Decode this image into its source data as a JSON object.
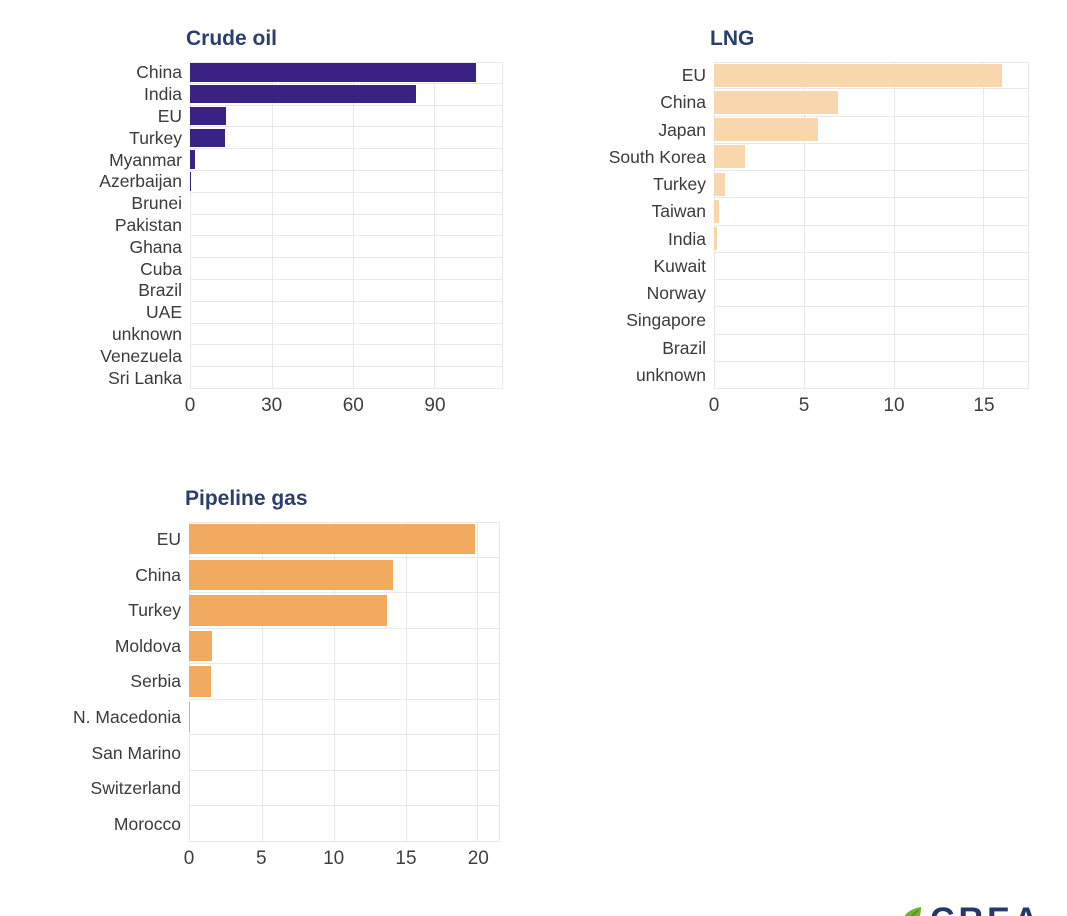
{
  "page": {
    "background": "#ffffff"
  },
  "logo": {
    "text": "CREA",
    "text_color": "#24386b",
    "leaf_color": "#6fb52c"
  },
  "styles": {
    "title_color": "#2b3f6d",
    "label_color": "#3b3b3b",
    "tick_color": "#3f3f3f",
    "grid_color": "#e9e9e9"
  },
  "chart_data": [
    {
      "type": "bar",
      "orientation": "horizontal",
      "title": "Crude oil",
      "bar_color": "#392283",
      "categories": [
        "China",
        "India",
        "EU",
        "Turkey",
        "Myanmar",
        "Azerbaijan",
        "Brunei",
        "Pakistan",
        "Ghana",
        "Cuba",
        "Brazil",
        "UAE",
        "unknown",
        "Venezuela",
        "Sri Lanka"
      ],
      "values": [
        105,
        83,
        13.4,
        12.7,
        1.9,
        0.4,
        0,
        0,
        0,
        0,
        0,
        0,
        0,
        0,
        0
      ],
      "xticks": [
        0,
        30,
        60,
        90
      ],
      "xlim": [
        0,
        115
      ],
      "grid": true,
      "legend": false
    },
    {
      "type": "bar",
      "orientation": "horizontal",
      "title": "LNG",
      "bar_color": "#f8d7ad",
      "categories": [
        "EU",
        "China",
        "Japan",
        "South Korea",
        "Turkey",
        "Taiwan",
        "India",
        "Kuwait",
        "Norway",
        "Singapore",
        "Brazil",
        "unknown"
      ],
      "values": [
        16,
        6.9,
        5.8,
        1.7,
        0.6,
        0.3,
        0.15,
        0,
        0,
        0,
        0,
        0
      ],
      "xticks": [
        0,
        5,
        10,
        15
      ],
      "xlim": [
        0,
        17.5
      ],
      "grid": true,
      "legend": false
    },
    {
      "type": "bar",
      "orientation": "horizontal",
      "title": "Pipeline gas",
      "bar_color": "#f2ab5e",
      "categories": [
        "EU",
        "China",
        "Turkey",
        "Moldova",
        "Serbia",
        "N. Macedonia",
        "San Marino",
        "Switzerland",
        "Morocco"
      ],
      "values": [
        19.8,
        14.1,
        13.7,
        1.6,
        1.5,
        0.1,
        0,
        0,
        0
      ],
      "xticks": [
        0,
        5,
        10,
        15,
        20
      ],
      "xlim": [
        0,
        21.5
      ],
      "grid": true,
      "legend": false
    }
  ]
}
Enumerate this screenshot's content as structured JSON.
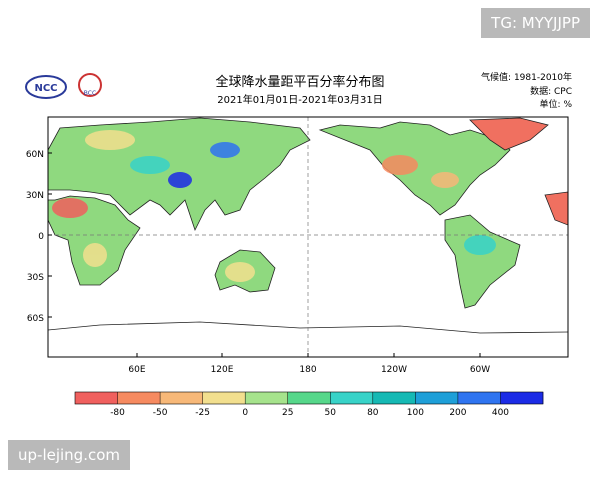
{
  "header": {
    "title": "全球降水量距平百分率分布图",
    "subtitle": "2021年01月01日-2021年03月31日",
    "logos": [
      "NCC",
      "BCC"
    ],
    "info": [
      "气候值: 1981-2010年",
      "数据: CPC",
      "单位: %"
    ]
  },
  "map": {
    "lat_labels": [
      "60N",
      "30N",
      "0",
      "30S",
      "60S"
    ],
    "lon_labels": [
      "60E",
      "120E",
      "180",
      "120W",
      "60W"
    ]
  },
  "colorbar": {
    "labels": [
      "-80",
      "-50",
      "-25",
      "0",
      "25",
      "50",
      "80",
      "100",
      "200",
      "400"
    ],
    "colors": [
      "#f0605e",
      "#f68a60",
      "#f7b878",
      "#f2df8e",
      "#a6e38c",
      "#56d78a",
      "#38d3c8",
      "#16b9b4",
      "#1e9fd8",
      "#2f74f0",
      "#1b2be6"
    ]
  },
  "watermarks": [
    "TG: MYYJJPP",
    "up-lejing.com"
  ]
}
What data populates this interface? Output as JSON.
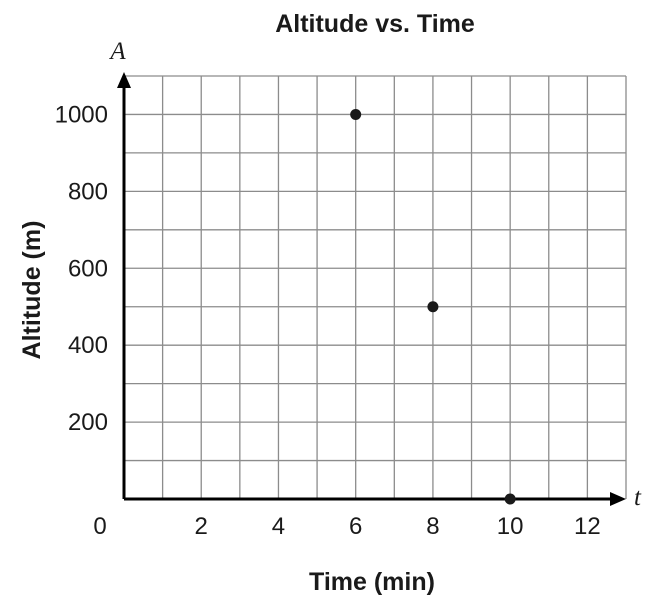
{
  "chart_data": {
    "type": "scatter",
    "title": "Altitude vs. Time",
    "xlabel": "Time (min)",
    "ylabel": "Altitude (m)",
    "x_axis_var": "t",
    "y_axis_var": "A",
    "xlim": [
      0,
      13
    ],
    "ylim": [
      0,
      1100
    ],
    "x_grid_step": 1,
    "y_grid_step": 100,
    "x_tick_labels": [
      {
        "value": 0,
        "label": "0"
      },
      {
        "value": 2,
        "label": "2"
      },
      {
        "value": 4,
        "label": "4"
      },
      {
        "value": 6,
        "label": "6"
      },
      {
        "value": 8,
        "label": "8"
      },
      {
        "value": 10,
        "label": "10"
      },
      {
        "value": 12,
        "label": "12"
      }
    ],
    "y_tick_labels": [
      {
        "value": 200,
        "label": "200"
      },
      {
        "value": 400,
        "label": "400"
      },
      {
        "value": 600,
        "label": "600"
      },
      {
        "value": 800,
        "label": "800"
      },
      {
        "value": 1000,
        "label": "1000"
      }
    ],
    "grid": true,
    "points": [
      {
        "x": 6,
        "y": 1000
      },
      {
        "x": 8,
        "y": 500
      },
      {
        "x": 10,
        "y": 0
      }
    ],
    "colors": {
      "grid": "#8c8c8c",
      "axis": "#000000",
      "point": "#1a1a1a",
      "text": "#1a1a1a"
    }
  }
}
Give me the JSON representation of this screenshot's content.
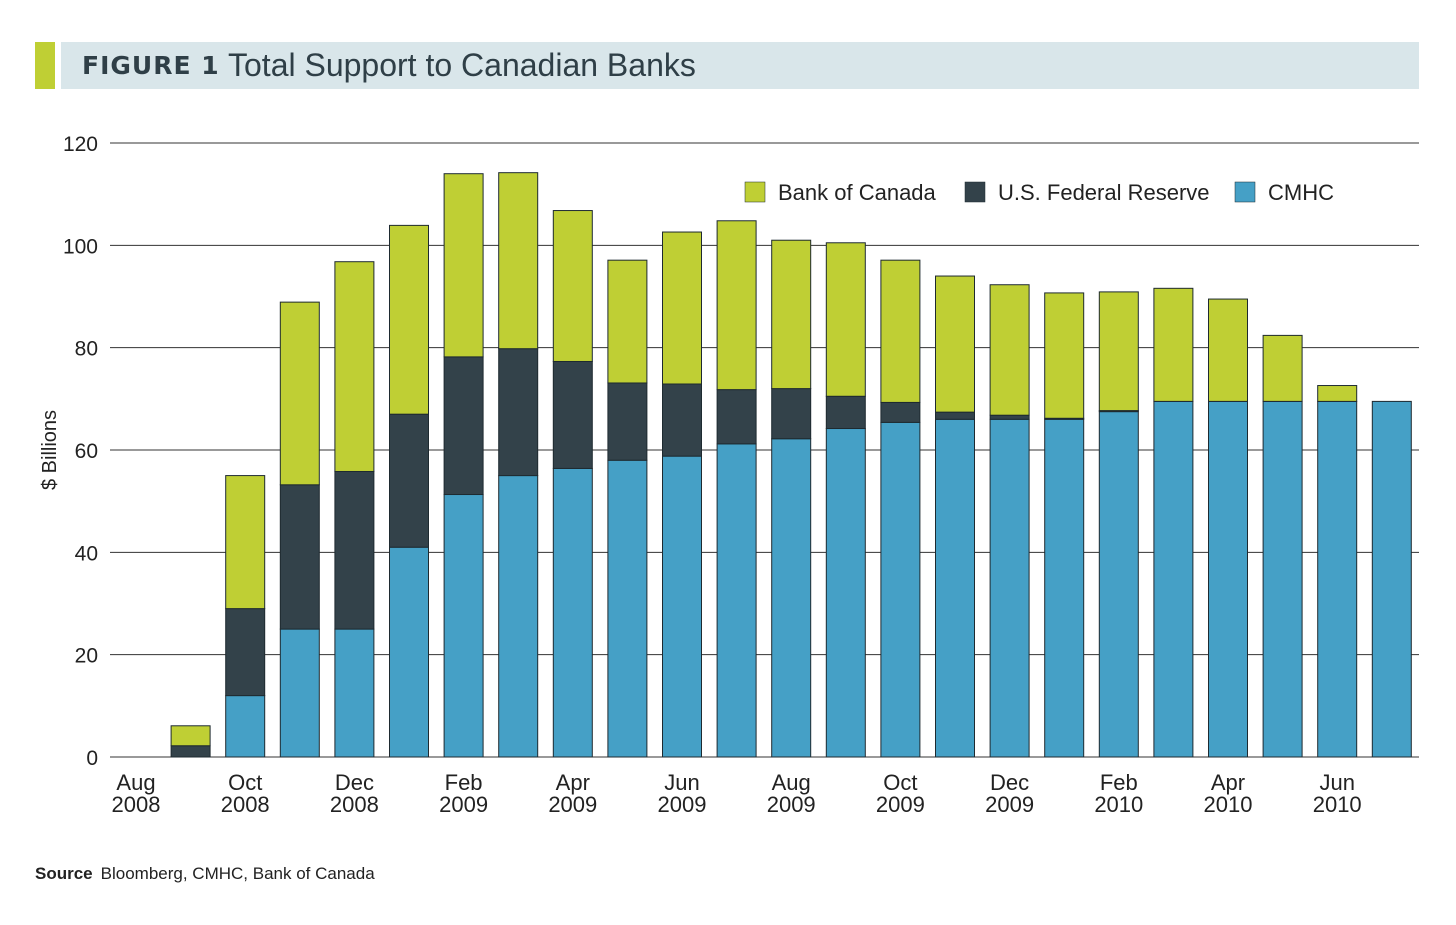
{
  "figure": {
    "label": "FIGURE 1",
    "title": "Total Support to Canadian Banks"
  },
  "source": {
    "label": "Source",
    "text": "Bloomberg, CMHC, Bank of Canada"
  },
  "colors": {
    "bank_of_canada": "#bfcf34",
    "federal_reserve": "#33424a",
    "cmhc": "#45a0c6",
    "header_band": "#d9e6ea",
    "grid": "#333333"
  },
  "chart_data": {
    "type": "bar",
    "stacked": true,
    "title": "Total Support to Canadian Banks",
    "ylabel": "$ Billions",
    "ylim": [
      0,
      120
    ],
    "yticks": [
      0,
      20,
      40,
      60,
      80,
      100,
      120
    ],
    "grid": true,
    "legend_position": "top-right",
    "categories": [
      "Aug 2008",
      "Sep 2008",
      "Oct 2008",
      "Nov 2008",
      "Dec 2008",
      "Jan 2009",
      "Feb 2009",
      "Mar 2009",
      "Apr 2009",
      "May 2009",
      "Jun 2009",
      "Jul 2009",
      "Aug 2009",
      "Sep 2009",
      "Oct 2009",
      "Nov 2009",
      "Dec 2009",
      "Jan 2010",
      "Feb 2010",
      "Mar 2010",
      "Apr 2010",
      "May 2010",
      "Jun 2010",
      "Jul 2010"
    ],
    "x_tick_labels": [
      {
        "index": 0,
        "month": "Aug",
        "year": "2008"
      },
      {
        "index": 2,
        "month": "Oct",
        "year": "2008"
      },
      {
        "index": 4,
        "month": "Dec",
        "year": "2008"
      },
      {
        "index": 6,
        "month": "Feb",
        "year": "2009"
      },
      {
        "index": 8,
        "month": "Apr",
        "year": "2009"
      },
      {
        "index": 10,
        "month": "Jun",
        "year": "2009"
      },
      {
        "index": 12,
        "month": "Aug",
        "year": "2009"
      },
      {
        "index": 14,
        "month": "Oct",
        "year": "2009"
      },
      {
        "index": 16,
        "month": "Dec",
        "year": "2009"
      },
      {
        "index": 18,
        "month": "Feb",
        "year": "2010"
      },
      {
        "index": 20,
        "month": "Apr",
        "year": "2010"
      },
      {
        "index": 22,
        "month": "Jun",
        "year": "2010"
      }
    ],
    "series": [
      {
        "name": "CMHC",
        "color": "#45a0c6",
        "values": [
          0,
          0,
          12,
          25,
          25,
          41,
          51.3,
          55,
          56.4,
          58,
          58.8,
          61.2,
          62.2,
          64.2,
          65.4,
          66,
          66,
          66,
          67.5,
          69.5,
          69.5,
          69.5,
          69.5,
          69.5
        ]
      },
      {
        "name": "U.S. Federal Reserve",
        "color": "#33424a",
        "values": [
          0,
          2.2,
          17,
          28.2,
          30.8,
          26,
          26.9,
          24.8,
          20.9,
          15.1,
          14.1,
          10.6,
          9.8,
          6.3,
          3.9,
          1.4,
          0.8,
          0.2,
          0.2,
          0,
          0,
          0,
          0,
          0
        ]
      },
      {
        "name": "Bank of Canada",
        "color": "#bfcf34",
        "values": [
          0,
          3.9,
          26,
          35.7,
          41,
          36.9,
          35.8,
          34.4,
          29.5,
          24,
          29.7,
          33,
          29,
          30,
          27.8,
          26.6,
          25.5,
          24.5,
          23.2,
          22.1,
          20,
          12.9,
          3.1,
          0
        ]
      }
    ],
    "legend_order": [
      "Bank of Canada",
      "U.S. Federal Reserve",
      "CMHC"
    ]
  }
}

━━━━━━━━━━━━━━━━

Scan the listing above and identify each line holding the string "Altitude"; copy every such line.

TASK ANSWER:
    "title": "Altitude vs. Time",
    "ylabel": "Altitude (m)",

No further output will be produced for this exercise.